Restate the entries below word for word, omitting nothing.

A run of records:
↓

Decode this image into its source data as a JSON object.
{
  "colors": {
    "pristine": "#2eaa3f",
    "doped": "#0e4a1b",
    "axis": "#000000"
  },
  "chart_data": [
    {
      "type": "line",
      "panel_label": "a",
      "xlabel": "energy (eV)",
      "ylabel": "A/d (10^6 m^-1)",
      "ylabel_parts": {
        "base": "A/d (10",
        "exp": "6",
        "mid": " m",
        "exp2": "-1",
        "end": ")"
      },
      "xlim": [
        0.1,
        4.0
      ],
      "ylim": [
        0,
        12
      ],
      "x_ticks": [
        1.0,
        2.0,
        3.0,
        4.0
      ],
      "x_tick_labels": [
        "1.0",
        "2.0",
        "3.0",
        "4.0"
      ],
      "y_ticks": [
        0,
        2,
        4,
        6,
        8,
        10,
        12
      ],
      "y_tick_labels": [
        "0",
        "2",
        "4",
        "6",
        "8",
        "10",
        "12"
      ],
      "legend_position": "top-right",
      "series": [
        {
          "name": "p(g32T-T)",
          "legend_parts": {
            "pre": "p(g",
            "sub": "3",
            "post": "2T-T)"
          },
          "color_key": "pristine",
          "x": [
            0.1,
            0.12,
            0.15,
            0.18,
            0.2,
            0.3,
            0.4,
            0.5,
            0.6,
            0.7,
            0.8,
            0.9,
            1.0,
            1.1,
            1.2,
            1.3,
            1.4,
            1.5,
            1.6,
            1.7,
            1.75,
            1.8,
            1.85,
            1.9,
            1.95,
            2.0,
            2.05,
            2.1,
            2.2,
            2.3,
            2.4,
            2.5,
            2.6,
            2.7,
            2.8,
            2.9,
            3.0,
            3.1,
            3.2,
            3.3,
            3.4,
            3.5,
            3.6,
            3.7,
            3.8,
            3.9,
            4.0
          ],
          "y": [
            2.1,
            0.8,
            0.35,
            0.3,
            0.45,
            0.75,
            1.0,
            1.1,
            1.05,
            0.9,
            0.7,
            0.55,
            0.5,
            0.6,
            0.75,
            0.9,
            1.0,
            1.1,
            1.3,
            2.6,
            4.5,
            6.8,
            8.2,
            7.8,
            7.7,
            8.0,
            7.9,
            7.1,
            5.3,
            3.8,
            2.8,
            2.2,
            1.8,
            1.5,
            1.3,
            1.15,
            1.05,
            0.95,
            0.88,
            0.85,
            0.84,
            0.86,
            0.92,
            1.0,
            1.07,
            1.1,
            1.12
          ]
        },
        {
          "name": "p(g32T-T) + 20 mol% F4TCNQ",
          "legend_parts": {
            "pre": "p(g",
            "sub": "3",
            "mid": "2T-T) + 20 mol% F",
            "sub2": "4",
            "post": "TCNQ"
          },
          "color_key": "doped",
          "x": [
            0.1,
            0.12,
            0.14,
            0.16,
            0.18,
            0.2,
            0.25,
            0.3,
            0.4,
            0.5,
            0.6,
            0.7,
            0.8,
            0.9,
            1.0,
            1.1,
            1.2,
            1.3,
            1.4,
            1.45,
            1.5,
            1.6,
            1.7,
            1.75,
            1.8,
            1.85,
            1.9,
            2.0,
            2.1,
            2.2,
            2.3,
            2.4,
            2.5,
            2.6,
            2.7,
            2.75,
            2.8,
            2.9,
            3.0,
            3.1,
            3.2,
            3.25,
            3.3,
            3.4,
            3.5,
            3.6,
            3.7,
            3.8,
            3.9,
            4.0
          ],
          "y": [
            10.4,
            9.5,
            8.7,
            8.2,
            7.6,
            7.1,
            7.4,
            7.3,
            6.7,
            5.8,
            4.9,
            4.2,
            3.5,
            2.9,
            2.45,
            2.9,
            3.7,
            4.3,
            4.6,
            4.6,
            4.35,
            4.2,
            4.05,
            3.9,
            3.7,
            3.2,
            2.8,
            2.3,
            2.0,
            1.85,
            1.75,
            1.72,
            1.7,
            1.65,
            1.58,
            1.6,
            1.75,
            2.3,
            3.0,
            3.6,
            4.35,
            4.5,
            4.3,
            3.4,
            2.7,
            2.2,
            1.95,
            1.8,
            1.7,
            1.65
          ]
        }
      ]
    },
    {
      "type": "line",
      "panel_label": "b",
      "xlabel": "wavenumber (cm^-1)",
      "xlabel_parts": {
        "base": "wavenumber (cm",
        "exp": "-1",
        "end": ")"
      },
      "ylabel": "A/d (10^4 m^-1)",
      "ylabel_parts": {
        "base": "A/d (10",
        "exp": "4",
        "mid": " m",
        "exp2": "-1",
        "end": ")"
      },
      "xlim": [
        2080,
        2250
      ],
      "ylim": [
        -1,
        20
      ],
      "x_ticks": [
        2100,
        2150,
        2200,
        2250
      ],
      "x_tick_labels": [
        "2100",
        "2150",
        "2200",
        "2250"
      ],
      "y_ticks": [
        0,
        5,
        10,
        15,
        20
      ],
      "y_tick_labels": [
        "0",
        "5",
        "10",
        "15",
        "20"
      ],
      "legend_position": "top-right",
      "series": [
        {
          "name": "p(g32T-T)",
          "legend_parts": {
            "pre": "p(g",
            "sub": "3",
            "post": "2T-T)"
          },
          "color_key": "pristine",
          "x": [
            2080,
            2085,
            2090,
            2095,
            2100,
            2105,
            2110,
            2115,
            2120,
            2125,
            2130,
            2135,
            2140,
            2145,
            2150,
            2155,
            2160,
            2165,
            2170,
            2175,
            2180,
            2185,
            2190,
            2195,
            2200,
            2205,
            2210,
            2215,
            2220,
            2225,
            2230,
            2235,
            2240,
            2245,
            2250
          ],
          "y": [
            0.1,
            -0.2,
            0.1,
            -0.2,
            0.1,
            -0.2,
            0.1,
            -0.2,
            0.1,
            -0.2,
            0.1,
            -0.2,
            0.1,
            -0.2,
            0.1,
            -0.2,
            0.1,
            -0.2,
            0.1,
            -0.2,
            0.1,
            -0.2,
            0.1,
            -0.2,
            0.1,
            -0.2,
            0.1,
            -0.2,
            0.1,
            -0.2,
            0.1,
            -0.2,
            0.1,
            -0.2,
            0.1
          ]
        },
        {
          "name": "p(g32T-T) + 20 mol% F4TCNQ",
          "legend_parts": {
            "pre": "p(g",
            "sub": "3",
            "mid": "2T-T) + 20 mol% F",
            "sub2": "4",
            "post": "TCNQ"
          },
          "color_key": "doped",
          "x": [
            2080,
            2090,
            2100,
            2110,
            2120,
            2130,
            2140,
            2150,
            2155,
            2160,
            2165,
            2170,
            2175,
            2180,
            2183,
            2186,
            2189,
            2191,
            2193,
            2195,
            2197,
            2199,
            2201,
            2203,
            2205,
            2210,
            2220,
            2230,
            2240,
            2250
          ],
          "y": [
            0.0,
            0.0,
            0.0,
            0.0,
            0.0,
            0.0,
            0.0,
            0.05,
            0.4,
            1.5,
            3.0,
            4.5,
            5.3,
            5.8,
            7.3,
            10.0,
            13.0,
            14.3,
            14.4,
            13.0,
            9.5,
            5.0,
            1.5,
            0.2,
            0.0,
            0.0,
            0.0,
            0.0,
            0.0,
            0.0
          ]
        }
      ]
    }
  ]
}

↑

> [Finished task]:
Decode this image into its source data as a JSON object.
{
  "colors": {
    "pristine": "#2eaa3f",
    "doped": "#0e4a1b",
    "axis": "#000000"
  },
  "chart_data": [
    {
      "type": "line",
      "panel_label": "a",
      "xlabel": "energy (eV)",
      "ylabel": "A/d (10^6 m^-1)",
      "ylabel_parts": {
        "base": "A/d (10",
        "exp": "6",
        "mid": " m",
        "exp2": "-1",
        "end": ")"
      },
      "xlim": [
        0.1,
        4.0
      ],
      "ylim": [
        0,
        12
      ],
      "x_ticks": [
        1.0,
        2.0,
        3.0,
        4.0
      ],
      "x_tick_labels": [
        "1.0",
        "2.0",
        "3.0",
        "4.0"
      ],
      "y_ticks": [
        0,
        2,
        4,
        6,
        8,
        10,
        12
      ],
      "y_tick_labels": [
        "0",
        "2",
        "4",
        "6",
        "8",
        "10",
        "12"
      ],
      "legend_position": "top-right",
      "series": [
        {
          "name": "p(g32T-T)",
          "legend_parts": {
            "pre": "p(g",
            "sub": "3",
            "post": "2T-T)"
          },
          "color_key": "pristine",
          "x": [
            0.1,
            0.12,
            0.15,
            0.18,
            0.2,
            0.3,
            0.4,
            0.5,
            0.6,
            0.7,
            0.8,
            0.9,
            1.0,
            1.1,
            1.2,
            1.3,
            1.4,
            1.5,
            1.6,
            1.7,
            1.75,
            1.8,
            1.85,
            1.9,
            1.95,
            2.0,
            2.05,
            2.1,
            2.2,
            2.3,
            2.4,
            2.5,
            2.6,
            2.7,
            2.8,
            2.9,
            3.0,
            3.1,
            3.2,
            3.3,
            3.4,
            3.5,
            3.6,
            3.7,
            3.8,
            3.9,
            4.0
          ],
          "y": [
            2.1,
            0.8,
            0.35,
            0.3,
            0.45,
            0.75,
            1.0,
            1.1,
            1.05,
            0.9,
            0.7,
            0.55,
            0.5,
            0.6,
            0.75,
            0.9,
            1.0,
            1.1,
            1.3,
            2.6,
            4.5,
            6.8,
            8.2,
            7.8,
            7.7,
            8.0,
            7.9,
            7.1,
            5.3,
            3.8,
            2.8,
            2.2,
            1.8,
            1.5,
            1.3,
            1.15,
            1.05,
            0.95,
            0.88,
            0.85,
            0.84,
            0.86,
            0.92,
            1.0,
            1.07,
            1.1,
            1.12
          ]
        },
        {
          "name": "p(g32T-T) + 20 mol% F4TCNQ",
          "legend_parts": {
            "pre": "p(g",
            "sub": "3",
            "mid": "2T-T) + 20 mol% F",
            "sub2": "4",
            "post": "TCNQ"
          },
          "color_key": "doped",
          "x": [
            0.1,
            0.12,
            0.14,
            0.16,
            0.18,
            0.2,
            0.25,
            0.3,
            0.4,
            0.5,
            0.6,
            0.7,
            0.8,
            0.9,
            1.0,
            1.1,
            1.2,
            1.3,
            1.4,
            1.45,
            1.5,
            1.6,
            1.7,
            1.75,
            1.8,
            1.85,
            1.9,
            2.0,
            2.1,
            2.2,
            2.3,
            2.4,
            2.5,
            2.6,
            2.7,
            2.75,
            2.8,
            2.9,
            3.0,
            3.1,
            3.2,
            3.25,
            3.3,
            3.4,
            3.5,
            3.6,
            3.7,
            3.8,
            3.9,
            4.0
          ],
          "y": [
            10.4,
            9.5,
            8.7,
            8.2,
            7.6,
            7.1,
            7.4,
            7.3,
            6.7,
            5.8,
            4.9,
            4.2,
            3.5,
            2.9,
            2.45,
            2.9,
            3.7,
            4.3,
            4.6,
            4.6,
            4.35,
            4.2,
            4.05,
            3.9,
            3.7,
            3.2,
            2.8,
            2.3,
            2.0,
            1.85,
            1.75,
            1.72,
            1.7,
            1.65,
            1.58,
            1.6,
            1.75,
            2.3,
            3.0,
            3.6,
            4.35,
            4.5,
            4.3,
            3.4,
            2.7,
            2.2,
            1.95,
            1.8,
            1.7,
            1.65
          ]
        }
      ]
    },
    {
      "type": "line",
      "panel_label": "b",
      "xlabel": "wavenumber (cm^-1)",
      "xlabel_parts": {
        "base": "wavenumber (cm",
        "exp": "-1",
        "end": ")"
      },
      "ylabel": "A/d (10^4 m^-1)",
      "ylabel_parts": {
        "base": "A/d (10",
        "exp": "4",
        "mid": " m",
        "exp2": "-1",
        "end": ")"
      },
      "xlim": [
        2080,
        2250
      ],
      "ylim": [
        -1,
        20
      ],
      "x_ticks": [
        2100,
        2150,
        2200,
        2250
      ],
      "x_tick_labels": [
        "2100",
        "2150",
        "2200",
        "2250"
      ],
      "y_ticks": [
        0,
        5,
        10,
        15,
        20
      ],
      "y_tick_labels": [
        "0",
        "5",
        "10",
        "15",
        "20"
      ],
      "legend_position": "top-right",
      "series": [
        {
          "name": "p(g32T-T)",
          "legend_parts": {
            "pre": "p(g",
            "sub": "3",
            "post": "2T-T)"
          },
          "color_key": "pristine",
          "x": [
            2080,
            2085,
            2090,
            2095,
            2100,
            2105,
            2110,
            2115,
            2120,
            2125,
            2130,
            2135,
            2140,
            2145,
            2150,
            2155,
            2160,
            2165,
            2170,
            2175,
            2180,
            2185,
            2190,
            2195,
            2200,
            2205,
            2210,
            2215,
            2220,
            2225,
            2230,
            2235,
            2240,
            2245,
            2250
          ],
          "y": [
            0.1,
            -0.2,
            0.1,
            -0.2,
            0.1,
            -0.2,
            0.1,
            -0.2,
            0.1,
            -0.2,
            0.1,
            -0.2,
            0.1,
            -0.2,
            0.1,
            -0.2,
            0.1,
            -0.2,
            0.1,
            -0.2,
            0.1,
            -0.2,
            0.1,
            -0.2,
            0.1,
            -0.2,
            0.1,
            -0.2,
            0.1,
            -0.2,
            0.1,
            -0.2,
            0.1,
            -0.2,
            0.1
          ]
        },
        {
          "name": "p(g32T-T) + 20 mol% F4TCNQ",
          "legend_parts": {
            "pre": "p(g",
            "sub": "3",
            "mid": "2T-T) + 20 mol% F",
            "sub2": "4",
            "post": "TCNQ"
          },
          "color_key": "doped",
          "x": [
            2080,
            2090,
            2100,
            2110,
            2120,
            2130,
            2140,
            2150,
            2155,
            2160,
            2165,
            2170,
            2175,
            2180,
            2183,
            2186,
            2189,
            2191,
            2193,
            2195,
            2197,
            2199,
            2201,
            2203,
            2205,
            2210,
            2220,
            2230,
            2240,
            2250
          ],
          "y": [
            0.0,
            0.0,
            0.0,
            0.0,
            0.0,
            0.0,
            0.0,
            0.05,
            0.4,
            1.5,
            3.0,
            4.5,
            5.3,
            5.8,
            7.3,
            10.0,
            13.0,
            14.3,
            14.4,
            13.0,
            9.5,
            5.0,
            1.5,
            0.2,
            0.0,
            0.0,
            0.0,
            0.0,
            0.0,
            0.0
          ]
        }
      ]
    }
  ]
}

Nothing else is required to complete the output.